Extracted records
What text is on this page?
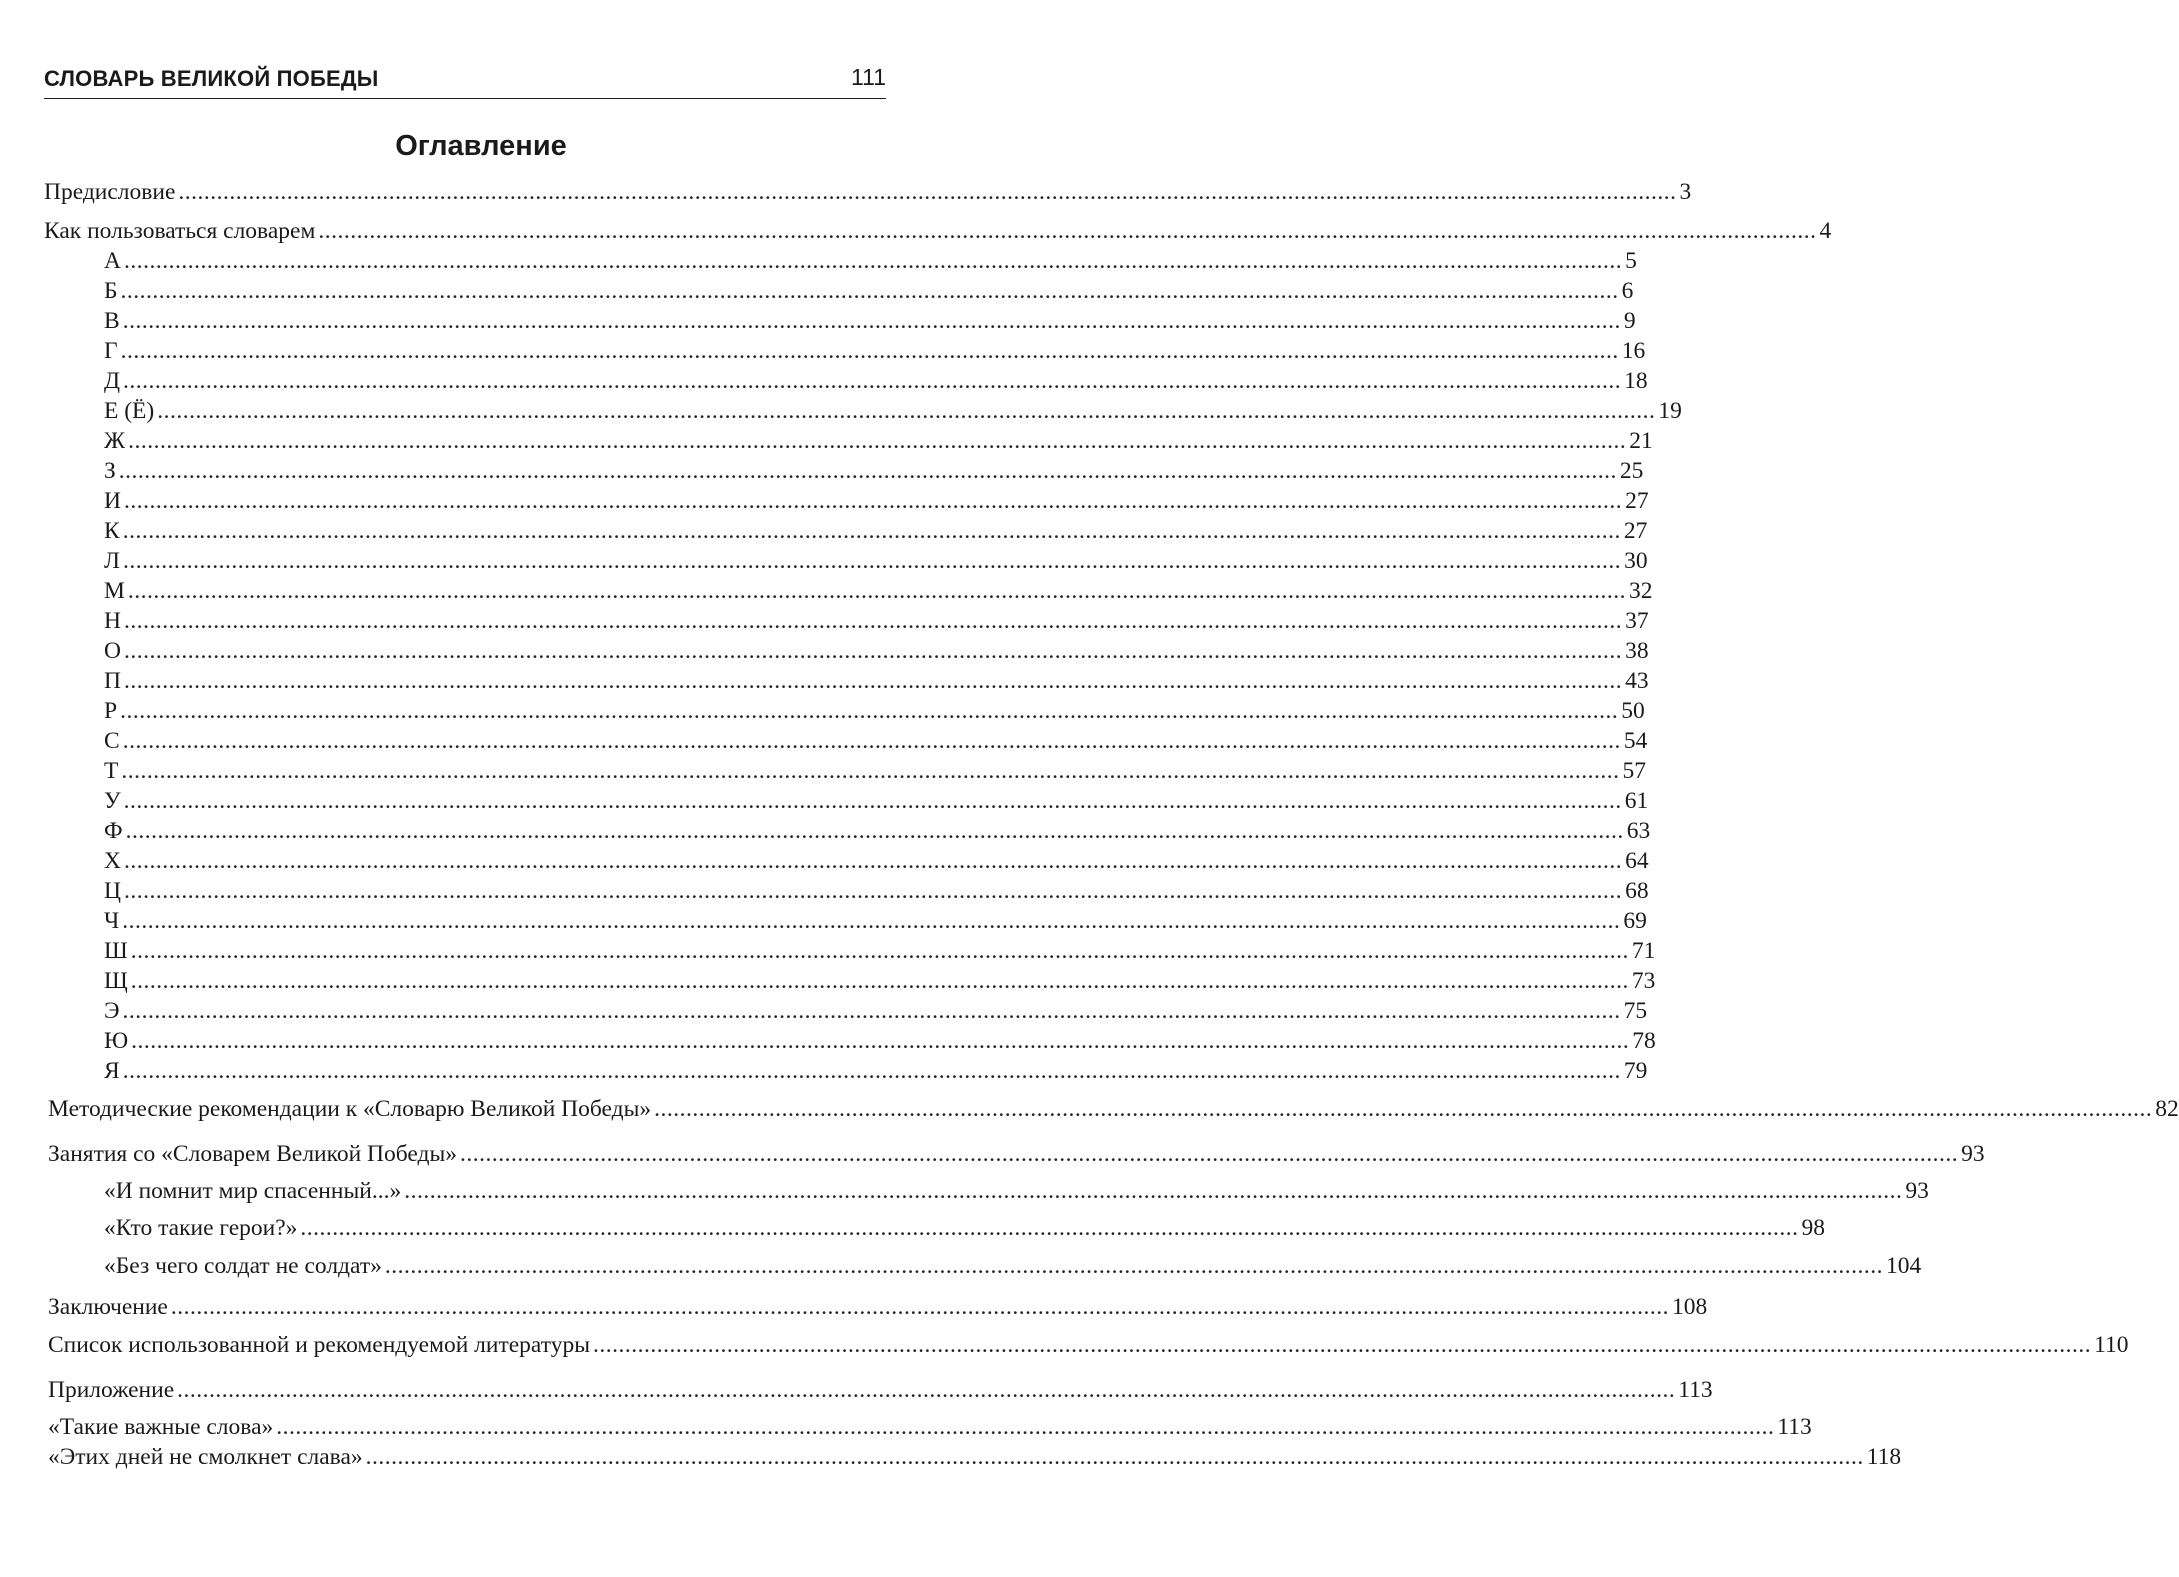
СЛОВАРЬ ВЕЛИКОЙ ПОБЕДЫ	111
Оглавление
Предисловие ........................................................................................................................................................................................................................................... 3
Как пользоваться словарем ........................................................................................................................................................................................................................................... 4
А ........................................................................................................................................................................................................................................... 5
Б ........................................................................................................................................................................................................................................... 6
В ........................................................................................................................................................................................................................................... 9
Г ........................................................................................................................................................................................................................................... 16
Д ........................................................................................................................................................................................................................................... 18
Е (Ё) ........................................................................................................................................................................................................................................... 19
Ж ........................................................................................................................................................................................................................................... 21
З ........................................................................................................................................................................................................................................... 25
И ........................................................................................................................................................................................................................................... 27
К ........................................................................................................................................................................................................................................... 27
Л ........................................................................................................................................................................................................................................... 30
М ........................................................................................................................................................................................................................................... 32
Н ........................................................................................................................................................................................................................................... 37
О ........................................................................................................................................................................................................................................... 38
П ........................................................................................................................................................................................................................................... 43
Р ........................................................................................................................................................................................................................................... 50
С ........................................................................................................................................................................................................................................... 54
Т ........................................................................................................................................................................................................................................... 57
У ........................................................................................................................................................................................................................................... 61
Ф ........................................................................................................................................................................................................................................... 63
Х ........................................................................................................................................................................................................................................... 64
Ц ........................................................................................................................................................................................................................................... 68
Ч ........................................................................................................................................................................................................................................... 69
Ш ........................................................................................................................................................................................................................................... 71
Щ ........................................................................................................................................................................................................................................... 73
Э ........................................................................................................................................................................................................................................... 75
Ю ........................................................................................................................................................................................................................................... 78
Я ........................................................................................................................................................................................................................................... 79
Методические рекомендации к «Словарю Великой Победы» ........................................................................................................................................................................................................................................... 82
Занятия со «Словарем Великой Победы» ........................................................................................................................................................................................................................................... 93
«И помнит мир спасенный...» ........................................................................................................................................................................................................................................... 93
«Кто такие герои?» ........................................................................................................................................................................................................................................... 98
«Без чего солдат не солдат» ........................................................................................................................................................................................................................................... 104
Заключение ........................................................................................................................................................................................................................................... 108
Список использованной и рекомендуемой литературы ........................................................................................................................................................................................................................................... 110
Приложение ........................................................................................................................................................................................................................................... 113
«Такие важные слова» ........................................................................................................................................................................................................................................... 113
«Этих дней не смолкнет слава» ........................................................................................................................................................................................................................................... 118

- **Short task**
Write out the full listing verbatim, excluding its pictures.

- **Response**
What text is on this page?
СЛОВАРЬ ВЕЛИКОЙ ПОБЕДЫ	111
Оглавление
Предисловие ........................................................................................................................................................................................................................................... 3
Как пользоваться словарем ........................................................................................................................................................................................................................................... 4
А ........................................................................................................................................................................................................................................... 5
Б ........................................................................................................................................................................................................................................... 6
В ........................................................................................................................................................................................................................................... 9
Г ........................................................................................................................................................................................................................................... 16
Д ........................................................................................................................................................................................................................................... 18
Е (Ё) ........................................................................................................................................................................................................................................... 19
Ж ........................................................................................................................................................................................................................................... 21
З ........................................................................................................................................................................................................................................... 25
И ........................................................................................................................................................................................................................................... 27
К ........................................................................................................................................................................................................................................... 27
Л ........................................................................................................................................................................................................................................... 30
М ........................................................................................................................................................................................................................................... 32
Н ........................................................................................................................................................................................................................................... 37
О ........................................................................................................................................................................................................................................... 38
П ........................................................................................................................................................................................................................................... 43
Р ........................................................................................................................................................................................................................................... 50
С ........................................................................................................................................................................................................................................... 54
Т ........................................................................................................................................................................................................................................... 57
У ........................................................................................................................................................................................................................................... 61
Ф ........................................................................................................................................................................................................................................... 63
Х ........................................................................................................................................................................................................................................... 64
Ц ........................................................................................................................................................................................................................................... 68
Ч ........................................................................................................................................................................................................................................... 69
Ш ........................................................................................................................................................................................................................................... 71
Щ ........................................................................................................................................................................................................................................... 73
Э ........................................................................................................................................................................................................................................... 75
Ю ........................................................................................................................................................................................................................................... 78
Я ........................................................................................................................................................................................................................................... 79
Методические рекомендации к «Словарю Великой Победы» ........................................................................................................................................................................................................................................... 82
Занятия со «Словарем Великой Победы» ........................................................................................................................................................................................................................................... 93
«И помнит мир спасенный...» ........................................................................................................................................................................................................................................... 93
«Кто такие герои?» ........................................................................................................................................................................................................................................... 98
«Без чего солдат не солдат» ........................................................................................................................................................................................................................................... 104
Заключение ........................................................................................................................................................................................................................................... 108
Список использованной и рекомендуемой литературы ........................................................................................................................................................................................................................................... 110
Приложение ........................................................................................................................................................................................................................................... 113
«Такие важные слова» ........................................................................................................................................................................................................................................... 113
«Этих дней не смолкнет слава» ........................................................................................................................................................................................................................................... 118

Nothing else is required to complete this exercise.